• TASK:
Extract every line below that contains the word "Vivaldi".

═════ SOURCE RECORDS

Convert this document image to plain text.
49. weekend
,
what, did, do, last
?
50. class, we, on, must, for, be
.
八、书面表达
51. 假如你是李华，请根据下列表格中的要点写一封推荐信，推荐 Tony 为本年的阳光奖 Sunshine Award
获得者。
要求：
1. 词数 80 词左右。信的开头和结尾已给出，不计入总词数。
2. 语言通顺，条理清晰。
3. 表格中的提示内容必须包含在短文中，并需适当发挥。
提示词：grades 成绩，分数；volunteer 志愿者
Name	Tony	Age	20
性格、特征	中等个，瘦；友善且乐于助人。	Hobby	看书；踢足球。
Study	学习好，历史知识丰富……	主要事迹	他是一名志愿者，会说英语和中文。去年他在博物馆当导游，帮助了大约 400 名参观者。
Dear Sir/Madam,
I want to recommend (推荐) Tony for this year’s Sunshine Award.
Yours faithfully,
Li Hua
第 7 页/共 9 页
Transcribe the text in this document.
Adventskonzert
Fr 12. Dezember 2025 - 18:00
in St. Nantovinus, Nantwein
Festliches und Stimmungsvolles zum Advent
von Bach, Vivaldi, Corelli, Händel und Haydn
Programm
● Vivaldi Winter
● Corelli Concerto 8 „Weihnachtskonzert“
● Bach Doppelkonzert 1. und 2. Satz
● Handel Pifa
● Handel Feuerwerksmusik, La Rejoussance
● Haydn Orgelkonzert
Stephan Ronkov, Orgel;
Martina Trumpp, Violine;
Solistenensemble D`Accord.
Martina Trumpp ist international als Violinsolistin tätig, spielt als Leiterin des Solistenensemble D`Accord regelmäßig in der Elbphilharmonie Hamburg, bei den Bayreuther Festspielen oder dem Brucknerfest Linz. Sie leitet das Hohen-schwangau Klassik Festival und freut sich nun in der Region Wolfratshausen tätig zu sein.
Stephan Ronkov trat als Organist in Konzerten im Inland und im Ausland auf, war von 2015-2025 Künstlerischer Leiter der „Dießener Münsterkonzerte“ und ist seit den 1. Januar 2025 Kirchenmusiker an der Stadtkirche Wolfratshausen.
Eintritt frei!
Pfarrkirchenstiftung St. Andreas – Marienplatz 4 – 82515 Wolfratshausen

══════════

• RESULT OF THIS TASK:
von Bach, Vivaldi, Corelli, Händel und Haydn
● Vivaldi Winter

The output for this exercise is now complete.